WHAT YOU WILL DO:
Keep the pictures out and restate every record exactly.

========

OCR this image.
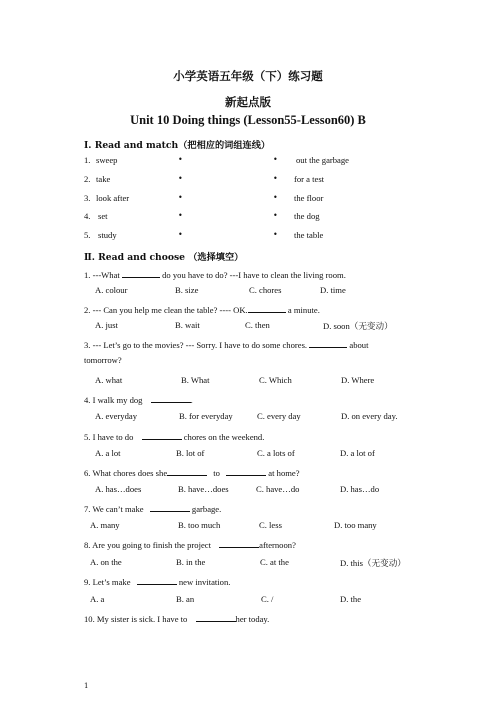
小学英语五年级（下）练习题
新起点版
Unit 10 Doing things (Lesson55-Lesson60) B
Ⅰ. Read and match（把相应的词组连线）
1. sweep	•	• out the garbage
2. take	•	• for a test
3. look after	•	• the floor
4. set	•	• the dog
5. study	•	• the table
Ⅱ. Read and choose （选择填空）
1. ---What	do you have to do? ---I have to clean the living room.
A. colour	B. size	C. chores	D. time
2. --- Can you help me clean the table? ---- OK.	a minute.
A. just	B. wait	C. then	D. soon（无变动）
3. --- Let’s go to the movies? --- Sorry. I have to do some chores.	about
tomorrow?
A. what	B. What	C. Which	D. Where
4. I walk my dog	.
A. everyday	B. for everyday	C. every day	D. on every day.
5. I have to do	chores on the weekend.
A. a lot	B. lot of	C. a lots of	D. a lot of
6. What chores does she	to	at home?
A. has…does	B. have…does	C. have…do	D. has…do
7. We can’t make	garbage.
A. many	B. too much	C. less	D. too many
8. Are you going to finish the project	afternoon?
A. on the	B. in the	C. at the	D. this（无变动）
9. Let’s make	new invitation.
A. a	B. an	C. /	D. the
10. My sister is sick. I have to	her today.
1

========

CORRECT RESPONSE:
OCR this image.
小学英语五年级（下）练习题
新起点版
Unit 10 Doing things (Lesson55-Lesson60) B
Ⅰ. Read and match（把相应的词组连线）
1. sweep	•	• out the garbage
2. take	•	• for a test
3. look after	•	• the floor
4. set	•	• the dog
5. study	•	• the table
Ⅱ. Read and choose （选择填空）
1. ---What	do you have to do? ---I have to clean the living room.
A. colour	B. size	C. chores	D. time
2. --- Can you help me clean the table? ---- OK.	a minute.
A. just	B. wait	C. then	D. soon（无变动）
3. --- Let’s go to the movies? --- Sorry. I have to do some chores.	about
tomorrow?
A. what	B. What	C. Which	D. Where
4. I walk my dog	.
A. everyday	B. for everyday	C. every day	D. on every day.
5. I have to do	chores on the weekend.
A. a lot	B. lot of	C. a lots of	D. a lot of
6. What chores does she	to	at home?
A. has…does	B. have…does	C. have…do	D. has…do
7. We can’t make	garbage.
A. many	B. too much	C. less	D. too many
8. Are you going to finish the project	afternoon?
A. on the	B. in the	C. at the	D. this（无变动）
9. Let’s make	new invitation.
A. a	B. an	C. /	D. the
10. My sister is sick. I have to	her today.
1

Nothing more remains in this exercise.